**Dataset records:**
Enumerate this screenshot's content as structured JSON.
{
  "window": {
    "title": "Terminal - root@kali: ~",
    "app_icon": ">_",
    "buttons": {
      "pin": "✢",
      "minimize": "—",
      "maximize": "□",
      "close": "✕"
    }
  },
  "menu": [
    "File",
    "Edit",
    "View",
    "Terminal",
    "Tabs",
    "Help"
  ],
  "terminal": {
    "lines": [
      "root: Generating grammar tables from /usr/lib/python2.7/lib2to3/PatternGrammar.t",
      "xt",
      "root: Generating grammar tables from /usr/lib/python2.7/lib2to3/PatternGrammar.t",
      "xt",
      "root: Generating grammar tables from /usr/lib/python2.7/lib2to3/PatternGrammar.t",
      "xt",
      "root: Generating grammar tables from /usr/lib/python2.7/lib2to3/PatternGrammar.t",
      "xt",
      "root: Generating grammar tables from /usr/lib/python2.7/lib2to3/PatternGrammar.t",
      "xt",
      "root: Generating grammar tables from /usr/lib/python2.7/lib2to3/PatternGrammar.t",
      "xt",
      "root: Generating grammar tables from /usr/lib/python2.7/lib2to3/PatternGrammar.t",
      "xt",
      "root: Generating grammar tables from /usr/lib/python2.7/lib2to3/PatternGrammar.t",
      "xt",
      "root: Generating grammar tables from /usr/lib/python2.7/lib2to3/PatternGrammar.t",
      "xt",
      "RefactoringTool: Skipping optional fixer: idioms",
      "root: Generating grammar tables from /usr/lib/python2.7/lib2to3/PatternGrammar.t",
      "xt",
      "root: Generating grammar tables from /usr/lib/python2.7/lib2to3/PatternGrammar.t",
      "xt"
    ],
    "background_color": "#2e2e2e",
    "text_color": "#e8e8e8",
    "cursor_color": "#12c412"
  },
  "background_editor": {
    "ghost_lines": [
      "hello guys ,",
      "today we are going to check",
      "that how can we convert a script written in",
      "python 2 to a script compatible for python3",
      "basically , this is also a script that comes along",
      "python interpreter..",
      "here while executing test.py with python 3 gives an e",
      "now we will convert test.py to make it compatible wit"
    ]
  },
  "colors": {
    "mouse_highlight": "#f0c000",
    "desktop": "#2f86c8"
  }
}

**Instructions to follow:** Write the material out exactly, with nothing left out.

**Reply to the task:**
Enumerate this screenshot's content as structured JSON.
{
  "window": {
    "title": "Terminal - root@kali: ~",
    "app_icon": ">_",
    "buttons": {
      "pin": "✢",
      "minimize": "—",
      "maximize": "□",
      "close": "✕"
    }
  },
  "menu": [
    "File",
    "Edit",
    "View",
    "Terminal",
    "Tabs",
    "Help"
  ],
  "terminal": {
    "lines": [
      "root: Generating grammar tables from /usr/lib/python2.7/lib2to3/PatternGrammar.t",
      "xt",
      "root: Generating grammar tables from /usr/lib/python2.7/lib2to3/PatternGrammar.t",
      "xt",
      "root: Generating grammar tables from /usr/lib/python2.7/lib2to3/PatternGrammar.t",
      "xt",
      "root: Generating grammar tables from /usr/lib/python2.7/lib2to3/PatternGrammar.t",
      "xt",
      "root: Generating grammar tables from /usr/lib/python2.7/lib2to3/PatternGrammar.t",
      "xt",
      "root: Generating grammar tables from /usr/lib/python2.7/lib2to3/PatternGrammar.t",
      "xt",
      "root: Generating grammar tables from /usr/lib/python2.7/lib2to3/PatternGrammar.t",
      "xt",
      "root: Generating grammar tables from /usr/lib/python2.7/lib2to3/PatternGrammar.t",
      "xt",
      "root: Generating grammar tables from /usr/lib/python2.7/lib2to3/PatternGrammar.t",
      "xt",
      "RefactoringTool: Skipping optional fixer: idioms",
      "root: Generating grammar tables from /usr/lib/python2.7/lib2to3/PatternGrammar.t",
      "xt",
      "root: Generating grammar tables from /usr/lib/python2.7/lib2to3/PatternGrammar.t",
      "xt"
    ],
    "background_color": "#2e2e2e",
    "text_color": "#e8e8e8",
    "cursor_color": "#12c412"
  },
  "background_editor": {
    "ghost_lines": [
      "hello guys ,",
      "today we are going to check",
      "that how can we convert a script written in",
      "python 2 to a script compatible for python3",
      "basically , this is also a script that comes along",
      "python interpreter..",
      "here while executing test.py with python 3 gives an e",
      "now we will convert test.py to make it compatible wit"
    ]
  },
  "colors": {
    "mouse_highlight": "#f0c000",
    "desktop": "#2f86c8"
  }
}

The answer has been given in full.